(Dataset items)
......

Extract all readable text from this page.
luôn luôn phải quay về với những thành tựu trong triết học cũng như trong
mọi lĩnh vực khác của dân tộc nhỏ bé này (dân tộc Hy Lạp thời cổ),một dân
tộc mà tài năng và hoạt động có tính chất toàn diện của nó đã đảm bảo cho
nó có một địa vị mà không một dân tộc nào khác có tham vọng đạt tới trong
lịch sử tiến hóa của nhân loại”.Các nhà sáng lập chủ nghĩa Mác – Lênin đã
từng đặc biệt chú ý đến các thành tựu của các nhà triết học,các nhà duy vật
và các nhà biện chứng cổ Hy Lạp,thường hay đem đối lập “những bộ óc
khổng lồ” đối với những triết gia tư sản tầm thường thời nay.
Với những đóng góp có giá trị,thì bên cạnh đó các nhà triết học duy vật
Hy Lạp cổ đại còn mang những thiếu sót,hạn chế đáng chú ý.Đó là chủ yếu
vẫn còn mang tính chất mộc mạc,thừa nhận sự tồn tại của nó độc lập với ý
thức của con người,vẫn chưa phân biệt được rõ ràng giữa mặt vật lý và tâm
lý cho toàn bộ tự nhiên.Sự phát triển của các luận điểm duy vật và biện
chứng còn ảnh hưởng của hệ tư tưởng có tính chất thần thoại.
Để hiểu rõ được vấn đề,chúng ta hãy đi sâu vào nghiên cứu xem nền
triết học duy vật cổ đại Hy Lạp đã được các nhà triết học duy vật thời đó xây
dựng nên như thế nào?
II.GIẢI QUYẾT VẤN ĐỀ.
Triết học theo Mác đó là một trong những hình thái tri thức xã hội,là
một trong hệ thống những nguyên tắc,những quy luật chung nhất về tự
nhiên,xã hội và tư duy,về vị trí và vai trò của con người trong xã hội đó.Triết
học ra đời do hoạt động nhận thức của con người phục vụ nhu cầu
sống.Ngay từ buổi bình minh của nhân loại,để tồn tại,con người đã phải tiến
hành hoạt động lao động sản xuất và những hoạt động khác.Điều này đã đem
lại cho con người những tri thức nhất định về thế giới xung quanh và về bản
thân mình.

......

EXERCISE TASK:
Extract every line containing the string "nhân" from the data above.

TASK ANSWER:
lịch sử tiến hóa của nhân loại”.Các nhà sáng lập chủ nghĩa Mác – Lênin đã
sống.Ngay từ buổi bình minh của nhân loại,để tồn tại,con người đã phải tiến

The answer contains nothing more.